▸ 练习题目 1
在下面的数据行中，取从含有"600, 600, 635]"的那一行到含有"350, 605, 385]"的那一行（首尾两行都包括），把其中的"data-label"替换为"数值标签"，其余内容一字不改。只写出这一段行。

參考: https://www.tensorflow.org/api_docs/python/tf/GradientTape?hl=zh_tw

Tensorflow一般使用tf.GradientTape來記錄前向傳遞(Forward propagation)過程，然後反向傳播(Backpropagation)自動得到梯度值。

這種利用tf.GradientTape求微分的方法叫做Tensorflow的自動微分機制。

公式：
f(x)=x^n

微分(導數)：
f'(x)=n*x^(n-1)

例：
y=x^2
微分(導數)：
dy/dx=2x^(2-1)=2x

In [None]:
import tensorflow as tf
import numpy as np
#https://blog.csdn.net/walilk/article/details/50978864

In [None]:
#For example, consider the function y = x * x. The gradient at x = 3.0 can be computed as:
x = tf.constant(3.0)
with tf.GradientTape() as g:
  g.watch(x)
  y = x * x
dy_dx = g.gradient(y, x)

print(dy_dx)

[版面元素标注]
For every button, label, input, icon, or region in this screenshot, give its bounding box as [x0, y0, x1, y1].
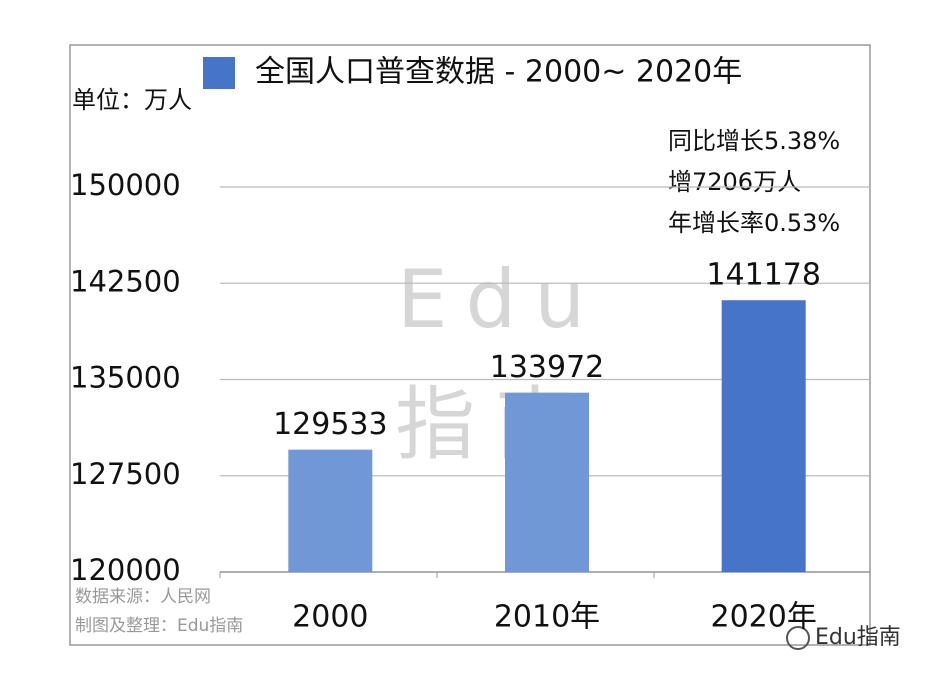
x-tick-label: 2010年	[494, 600, 600, 635]
source: 制图及整理：Edu指南	[75, 616, 243, 636]
x-tick-label: 2020年	[710, 600, 816, 635]
brand: Edu指南	[815, 625, 901, 650]
unit-label: 单位：万人	[72, 86, 192, 114]
y-tick-label: 127500	[70, 457, 181, 491]
y-tick-label: 142500	[70, 264, 181, 298]
data-label: 141178	[706, 258, 821, 293]
chart-title: 全国人口普查数据 - 2000~ 2020年	[255, 55, 742, 90]
legend-swatch	[203, 57, 235, 89]
bar	[288, 449, 373, 572]
data-label: 129533	[273, 407, 388, 442]
y-tick-label: 150000	[70, 168, 181, 202]
bar	[721, 300, 806, 572]
y-tick-label: 135000	[70, 361, 181, 395]
annotation: 同比增长5.38%	[668, 127, 840, 155]
source: 数据来源：人民网	[75, 587, 211, 607]
annotation: 年增长率0.53%	[668, 209, 840, 237]
y-tick-label: 120000	[70, 553, 181, 587]
wechat-icon	[786, 626, 810, 650]
data-label: 133972	[490, 350, 605, 385]
annotation: 增7206万人	[668, 168, 801, 196]
watermark: Edu	[397, 253, 603, 346]
bar	[505, 392, 589, 572]
x-tick-label: 2000	[292, 600, 368, 635]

▸ 练习题目 2
请照原样抄录上面关于 tf.GradientTape 的文本中从"Tensorflow一般使用"到"f'(x)=n*x^(n-1)"的这一段。

▸ 参考答案 1
x-tick-label: 2010年	[494, 600, 600, 635]
source: 制图及整理：Edu指南	[75, 616, 243, 636]
x-tick-label: 2020年	[710, 600, 816, 635]
brand: Edu指南	[815, 625, 901, 650]
unit-label: 单位：万人	[72, 86, 192, 114]
y-tick-label: 127500	[70, 457, 181, 491]
y-tick-label: 142500	[70, 264, 181, 298]
数值标签: 141178	[706, 258, 821, 293]
chart-title: 全国人口普查数据 - 2000~ 2020年	[255, 55, 742, 90]
legend-swatch	[203, 57, 235, 89]
bar	[288, 449, 373, 572]
数值标签: 129533	[273, 407, 388, 442]
y-tick-label: 150000	[70, 168, 181, 202]
bar	[721, 300, 806, 572]
y-tick-label: 135000	[70, 361, 181, 395]
annotation: 同比增长5.38%	[668, 127, 840, 155]
source: 数据来源：人民网	[75, 587, 211, 607]
annotation: 年增长率0.53%	[668, 209, 840, 237]
y-tick-label: 120000	[70, 553, 181, 587]
wechat-icon	[786, 626, 810, 650]
数值标签: 133972	[490, 350, 605, 385]

▸ 参考答案 2
Tensorflow一般使用tf.GradientTape來記錄前向傳遞(Forward propagation)過程，然後反向傳播(Backpropagation)自動得到梯度值。

這種利用tf.GradientTape求微分的方法叫做Tensorflow的自動微分機制。

公式：
f(x)=x^n

微分(導數)：
f'(x)=n*x^(n-1)